**Required work**
Extract every line below that contains the word "sind".

[Opening Material for this exercise section]

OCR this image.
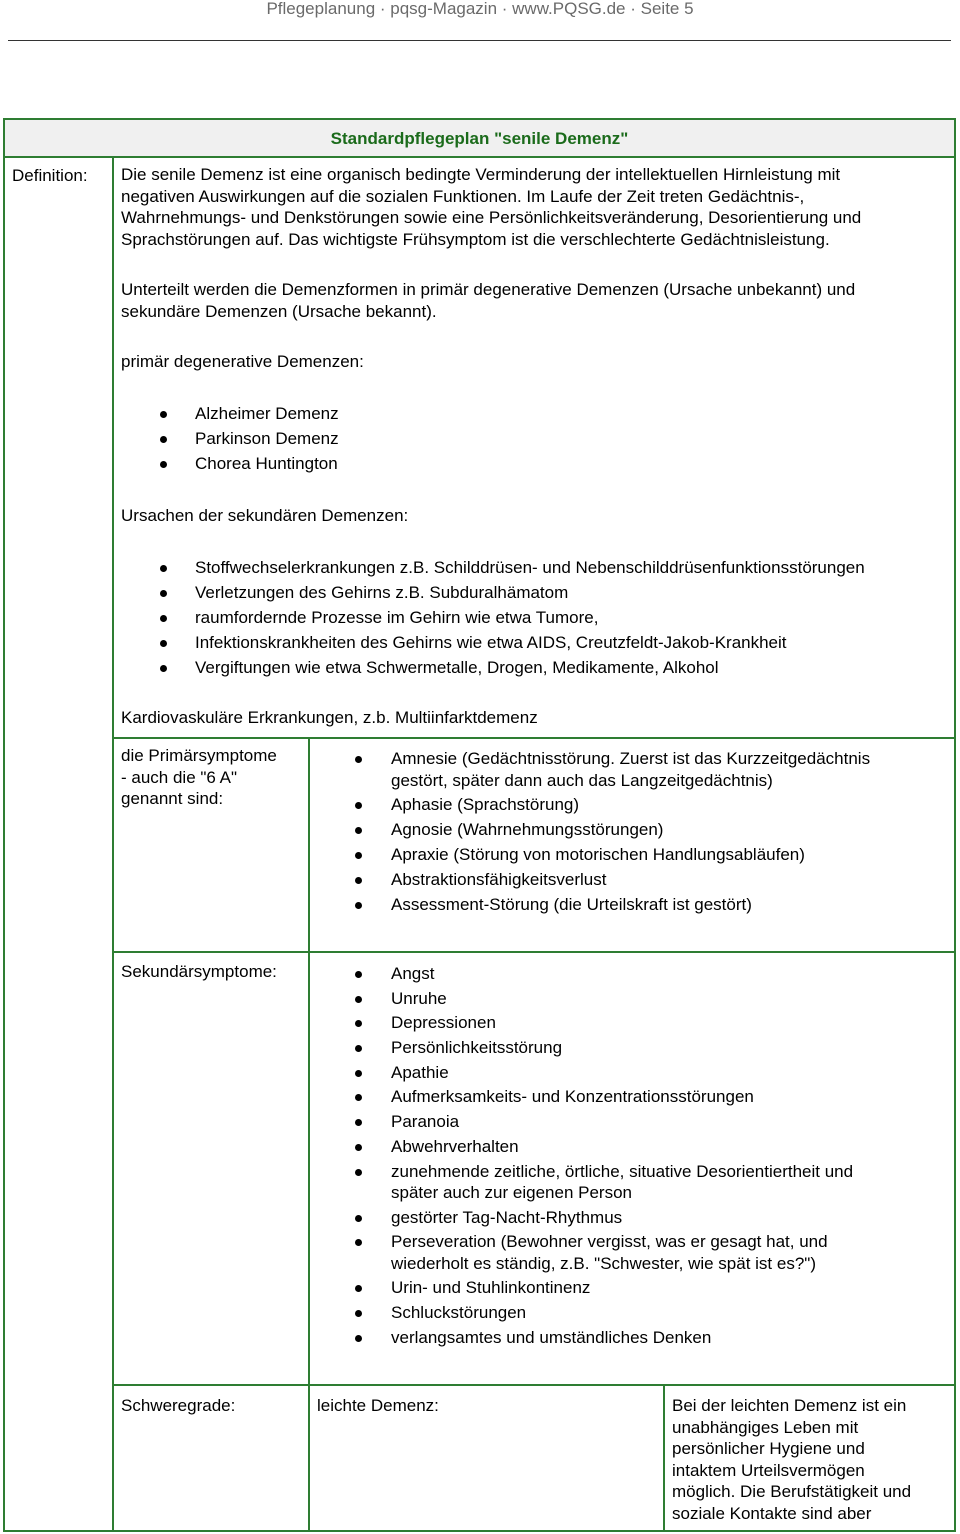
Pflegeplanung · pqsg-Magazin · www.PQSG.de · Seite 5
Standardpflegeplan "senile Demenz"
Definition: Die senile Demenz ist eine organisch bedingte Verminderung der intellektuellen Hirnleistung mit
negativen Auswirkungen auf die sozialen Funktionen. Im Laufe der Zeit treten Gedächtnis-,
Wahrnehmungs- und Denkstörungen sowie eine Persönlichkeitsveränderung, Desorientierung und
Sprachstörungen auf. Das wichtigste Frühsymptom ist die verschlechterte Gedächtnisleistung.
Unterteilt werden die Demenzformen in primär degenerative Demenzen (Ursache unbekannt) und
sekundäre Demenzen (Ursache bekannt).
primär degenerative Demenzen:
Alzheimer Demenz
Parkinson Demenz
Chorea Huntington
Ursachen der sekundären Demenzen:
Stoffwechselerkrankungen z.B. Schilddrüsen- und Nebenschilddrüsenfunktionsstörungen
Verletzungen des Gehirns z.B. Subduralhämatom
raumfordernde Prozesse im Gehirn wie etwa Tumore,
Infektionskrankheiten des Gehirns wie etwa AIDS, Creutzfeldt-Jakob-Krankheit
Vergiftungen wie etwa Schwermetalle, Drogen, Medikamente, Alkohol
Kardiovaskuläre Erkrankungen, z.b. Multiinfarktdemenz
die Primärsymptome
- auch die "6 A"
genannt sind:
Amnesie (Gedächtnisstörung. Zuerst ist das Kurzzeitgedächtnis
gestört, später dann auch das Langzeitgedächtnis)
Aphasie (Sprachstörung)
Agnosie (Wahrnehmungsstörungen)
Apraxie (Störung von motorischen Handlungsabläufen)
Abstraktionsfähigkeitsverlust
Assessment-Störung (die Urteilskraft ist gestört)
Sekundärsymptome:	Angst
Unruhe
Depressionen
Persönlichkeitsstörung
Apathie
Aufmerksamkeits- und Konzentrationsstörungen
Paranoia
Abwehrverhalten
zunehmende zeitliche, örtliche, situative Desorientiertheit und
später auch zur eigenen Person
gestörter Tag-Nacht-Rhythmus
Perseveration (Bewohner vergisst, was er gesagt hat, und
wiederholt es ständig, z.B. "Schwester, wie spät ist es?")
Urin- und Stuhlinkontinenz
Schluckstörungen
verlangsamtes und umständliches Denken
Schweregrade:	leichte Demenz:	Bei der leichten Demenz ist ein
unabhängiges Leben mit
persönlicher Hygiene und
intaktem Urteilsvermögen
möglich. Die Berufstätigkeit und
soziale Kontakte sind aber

[Closing Material for this exercise section]

**Expected answer**
genannt sind:
soziale Kontakte sind aber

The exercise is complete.